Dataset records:
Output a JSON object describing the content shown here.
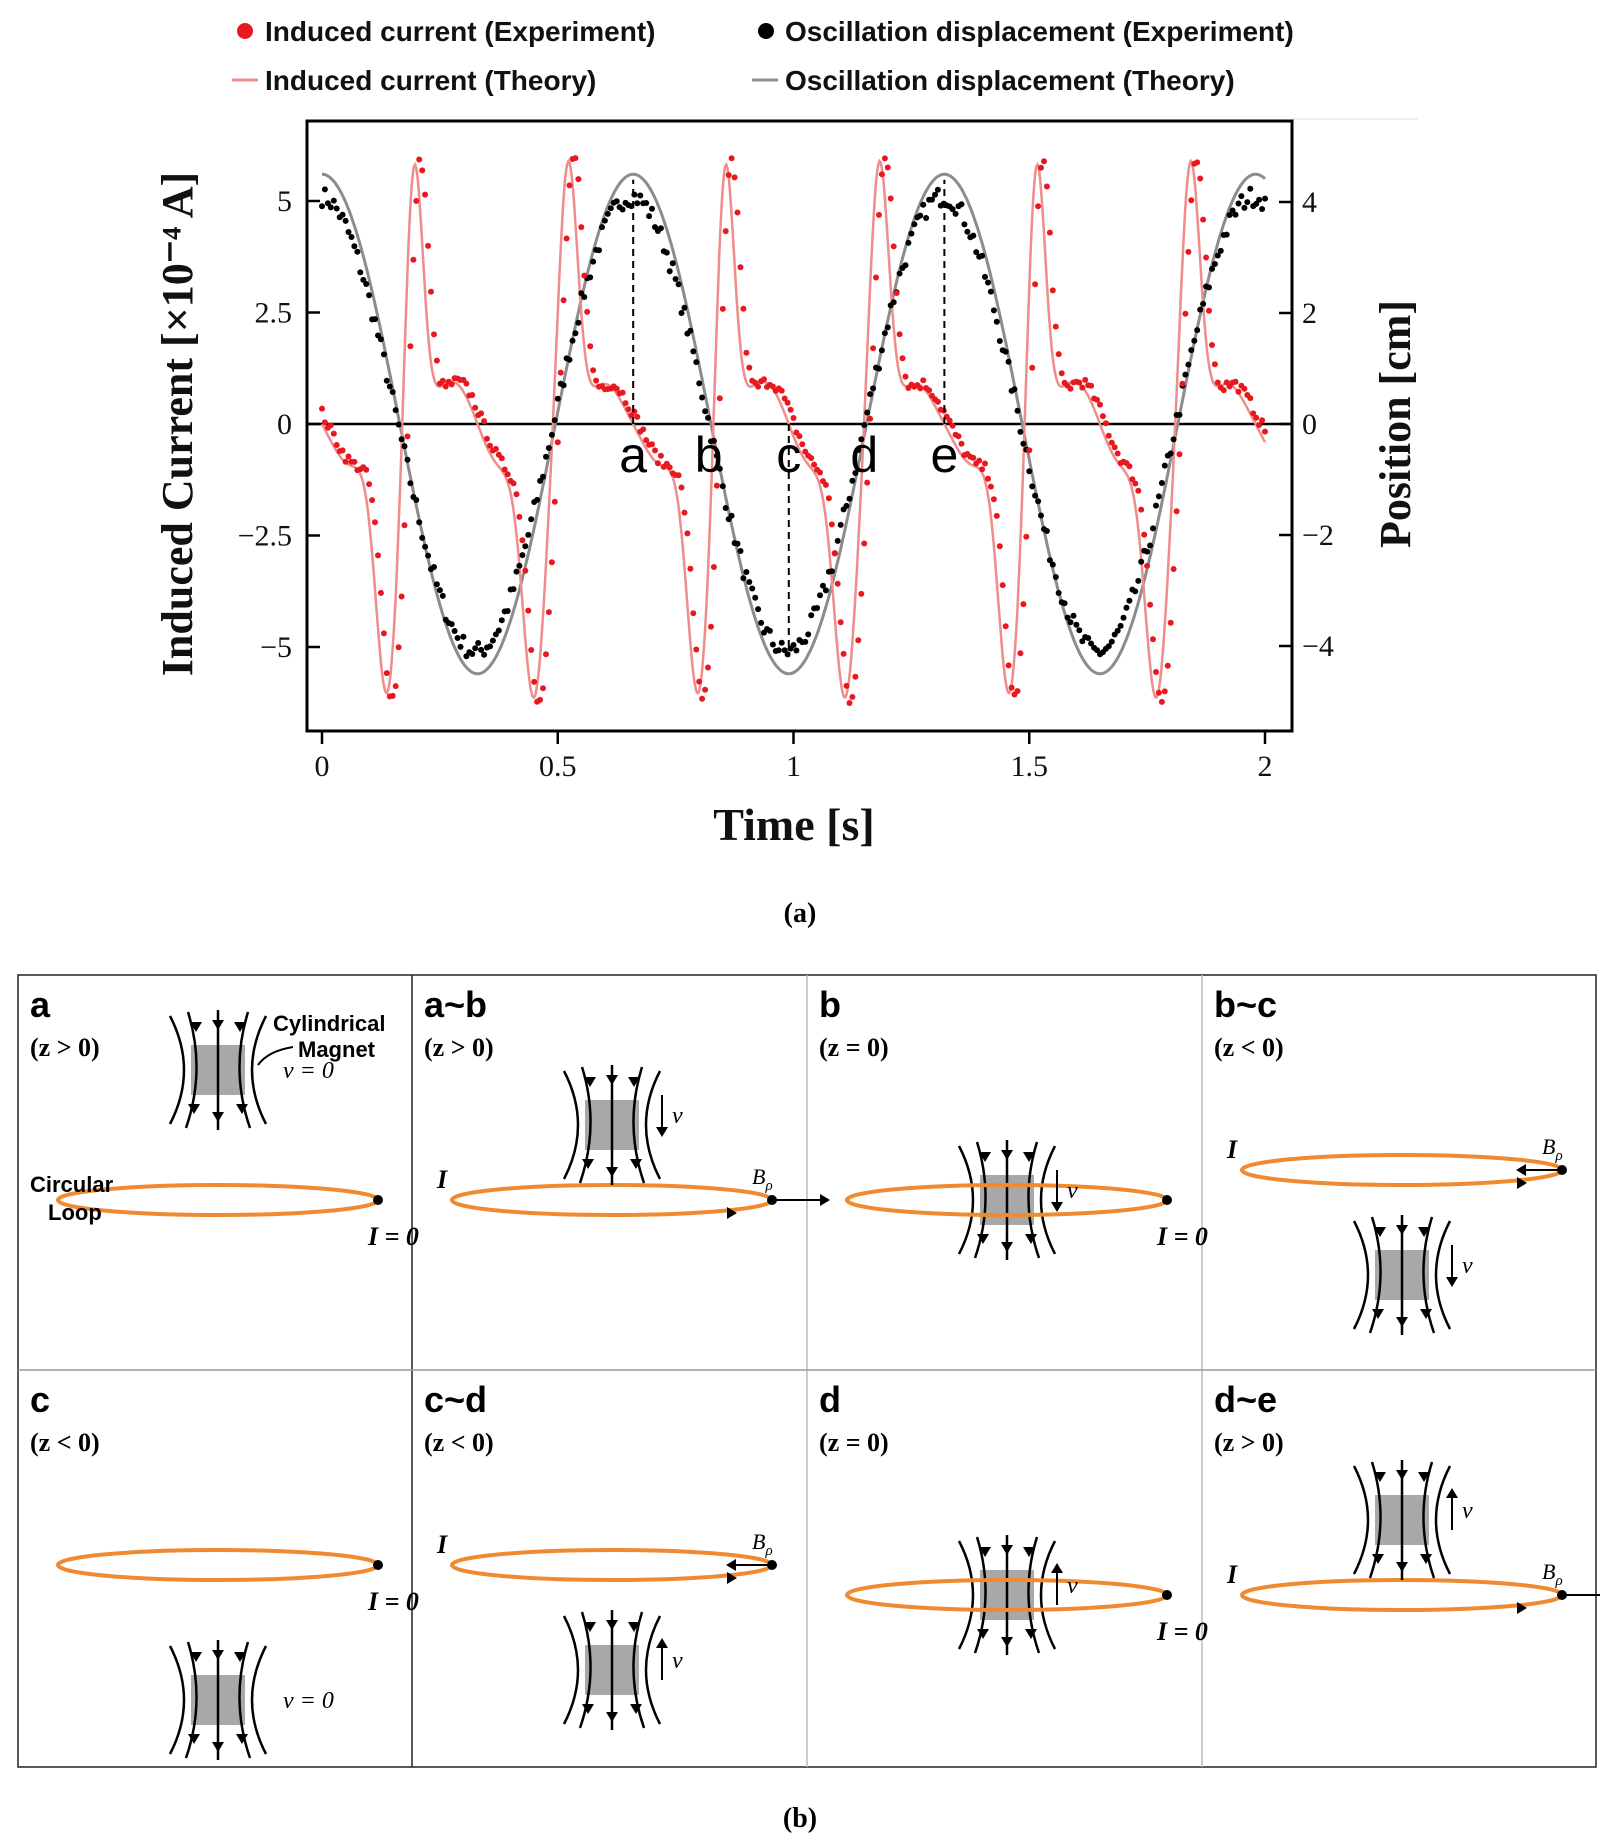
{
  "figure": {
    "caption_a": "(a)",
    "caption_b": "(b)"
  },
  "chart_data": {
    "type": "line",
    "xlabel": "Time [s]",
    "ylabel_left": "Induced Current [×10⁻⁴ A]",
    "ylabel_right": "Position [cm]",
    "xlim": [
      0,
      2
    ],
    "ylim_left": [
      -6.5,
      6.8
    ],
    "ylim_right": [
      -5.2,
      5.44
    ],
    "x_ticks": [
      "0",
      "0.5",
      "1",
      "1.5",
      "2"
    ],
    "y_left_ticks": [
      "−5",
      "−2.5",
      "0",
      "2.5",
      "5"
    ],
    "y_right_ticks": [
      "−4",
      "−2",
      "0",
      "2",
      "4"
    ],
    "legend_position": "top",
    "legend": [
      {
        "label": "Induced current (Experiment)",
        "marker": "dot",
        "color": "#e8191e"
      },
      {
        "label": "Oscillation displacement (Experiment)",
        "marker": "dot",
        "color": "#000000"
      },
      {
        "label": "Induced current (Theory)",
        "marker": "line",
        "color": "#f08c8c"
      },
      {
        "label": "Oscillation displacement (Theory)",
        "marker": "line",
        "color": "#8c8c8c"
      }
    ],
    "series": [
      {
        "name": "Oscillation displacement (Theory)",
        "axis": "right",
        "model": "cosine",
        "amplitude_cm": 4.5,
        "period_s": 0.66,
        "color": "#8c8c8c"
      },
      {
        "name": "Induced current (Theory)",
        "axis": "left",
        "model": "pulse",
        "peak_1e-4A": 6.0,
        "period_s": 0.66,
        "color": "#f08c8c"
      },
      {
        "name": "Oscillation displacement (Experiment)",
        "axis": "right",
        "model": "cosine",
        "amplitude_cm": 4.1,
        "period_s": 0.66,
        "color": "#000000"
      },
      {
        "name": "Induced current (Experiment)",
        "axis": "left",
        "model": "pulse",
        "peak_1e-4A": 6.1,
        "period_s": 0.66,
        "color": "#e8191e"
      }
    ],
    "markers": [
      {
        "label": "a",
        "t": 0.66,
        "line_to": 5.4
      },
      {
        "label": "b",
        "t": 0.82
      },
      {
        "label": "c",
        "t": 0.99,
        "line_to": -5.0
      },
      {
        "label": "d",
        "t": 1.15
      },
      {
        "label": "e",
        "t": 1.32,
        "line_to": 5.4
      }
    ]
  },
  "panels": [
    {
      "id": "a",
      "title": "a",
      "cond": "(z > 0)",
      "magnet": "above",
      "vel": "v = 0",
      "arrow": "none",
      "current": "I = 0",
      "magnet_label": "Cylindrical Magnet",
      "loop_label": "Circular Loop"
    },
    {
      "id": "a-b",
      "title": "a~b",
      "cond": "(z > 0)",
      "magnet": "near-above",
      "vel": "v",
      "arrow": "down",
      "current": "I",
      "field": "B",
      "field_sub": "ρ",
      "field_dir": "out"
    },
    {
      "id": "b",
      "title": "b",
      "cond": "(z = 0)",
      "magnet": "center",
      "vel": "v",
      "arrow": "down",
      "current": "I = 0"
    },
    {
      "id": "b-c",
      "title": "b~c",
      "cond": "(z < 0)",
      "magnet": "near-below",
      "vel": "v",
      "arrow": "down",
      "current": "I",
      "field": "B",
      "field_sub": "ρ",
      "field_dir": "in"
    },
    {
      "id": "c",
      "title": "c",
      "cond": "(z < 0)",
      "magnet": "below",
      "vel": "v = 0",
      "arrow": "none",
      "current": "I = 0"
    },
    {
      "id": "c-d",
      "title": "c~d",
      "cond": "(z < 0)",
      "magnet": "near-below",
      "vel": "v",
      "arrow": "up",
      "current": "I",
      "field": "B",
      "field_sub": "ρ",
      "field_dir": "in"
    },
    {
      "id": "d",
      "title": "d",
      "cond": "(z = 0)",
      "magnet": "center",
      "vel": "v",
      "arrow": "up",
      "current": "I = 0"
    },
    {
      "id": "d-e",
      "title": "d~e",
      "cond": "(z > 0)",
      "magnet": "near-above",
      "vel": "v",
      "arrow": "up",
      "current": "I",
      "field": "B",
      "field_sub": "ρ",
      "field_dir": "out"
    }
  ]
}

## Problem
Every record is to be reproduced exactly, with no pictures included.

## Solution to this task
Output a JSON object describing the content shown here.
{
  "figure": {
    "caption_a": "(a)",
    "caption_b": "(b)"
  },
  "chart_data": {
    "type": "line",
    "xlabel": "Time [s]",
    "ylabel_left": "Induced Current [×10⁻⁴ A]",
    "ylabel_right": "Position [cm]",
    "xlim": [
      0,
      2
    ],
    "ylim_left": [
      -6.5,
      6.8
    ],
    "ylim_right": [
      -5.2,
      5.44
    ],
    "x_ticks": [
      "0",
      "0.5",
      "1",
      "1.5",
      "2"
    ],
    "y_left_ticks": [
      "−5",
      "−2.5",
      "0",
      "2.5",
      "5"
    ],
    "y_right_ticks": [
      "−4",
      "−2",
      "0",
      "2",
      "4"
    ],
    "legend_position": "top",
    "legend": [
      {
        "label": "Induced current (Experiment)",
        "marker": "dot",
        "color": "#e8191e"
      },
      {
        "label": "Oscillation displacement (Experiment)",
        "marker": "dot",
        "color": "#000000"
      },
      {
        "label": "Induced current (Theory)",
        "marker": "line",
        "color": "#f08c8c"
      },
      {
        "label": "Oscillation displacement (Theory)",
        "marker": "line",
        "color": "#8c8c8c"
      }
    ],
    "series": [
      {
        "name": "Oscillation displacement (Theory)",
        "axis": "right",
        "model": "cosine",
        "amplitude_cm": 4.5,
        "period_s": 0.66,
        "color": "#8c8c8c"
      },
      {
        "name": "Induced current (Theory)",
        "axis": "left",
        "model": "pulse",
        "peak_1e-4A": 6.0,
        "period_s": 0.66,
        "color": "#f08c8c"
      },
      {
        "name": "Oscillation displacement (Experiment)",
        "axis": "right",
        "model": "cosine",
        "amplitude_cm": 4.1,
        "period_s": 0.66,
        "color": "#000000"
      },
      {
        "name": "Induced current (Experiment)",
        "axis": "left",
        "model": "pulse",
        "peak_1e-4A": 6.1,
        "period_s": 0.66,
        "color": "#e8191e"
      }
    ],
    "markers": [
      {
        "label": "a",
        "t": 0.66,
        "line_to": 5.4
      },
      {
        "label": "b",
        "t": 0.82
      },
      {
        "label": "c",
        "t": 0.99,
        "line_to": -5.0
      },
      {
        "label": "d",
        "t": 1.15
      },
      {
        "label": "e",
        "t": 1.32,
        "line_to": 5.4
      }
    ]
  },
  "panels": [
    {
      "id": "a",
      "title": "a",
      "cond": "(z > 0)",
      "magnet": "above",
      "vel": "v = 0",
      "arrow": "none",
      "current": "I = 0",
      "magnet_label": "Cylindrical Magnet",
      "loop_label": "Circular Loop"
    },
    {
      "id": "a-b",
      "title": "a~b",
      "cond": "(z > 0)",
      "magnet": "near-above",
      "vel": "v",
      "arrow": "down",
      "current": "I",
      "field": "B",
      "field_sub": "ρ",
      "field_dir": "out"
    },
    {
      "id": "b",
      "title": "b",
      "cond": "(z = 0)",
      "magnet": "center",
      "vel": "v",
      "arrow": "down",
      "current": "I = 0"
    },
    {
      "id": "b-c",
      "title": "b~c",
      "cond": "(z < 0)",
      "magnet": "near-below",
      "vel": "v",
      "arrow": "down",
      "current": "I",
      "field": "B",
      "field_sub": "ρ",
      "field_dir": "in"
    },
    {
      "id": "c",
      "title": "c",
      "cond": "(z < 0)",
      "magnet": "below",
      "vel": "v = 0",
      "arrow": "none",
      "current": "I = 0"
    },
    {
      "id": "c-d",
      "title": "c~d",
      "cond": "(z < 0)",
      "magnet": "near-below",
      "vel": "v",
      "arrow": "up",
      "current": "I",
      "field": "B",
      "field_sub": "ρ",
      "field_dir": "in"
    },
    {
      "id": "d",
      "title": "d",
      "cond": "(z = 0)",
      "magnet": "center",
      "vel": "v",
      "arrow": "up",
      "current": "I = 0"
    },
    {
      "id": "d-e",
      "title": "d~e",
      "cond": "(z > 0)",
      "magnet": "near-above",
      "vel": "v",
      "arrow": "up",
      "current": "I",
      "field": "B",
      "field_sub": "ρ",
      "field_dir": "out"
    }
  ]
}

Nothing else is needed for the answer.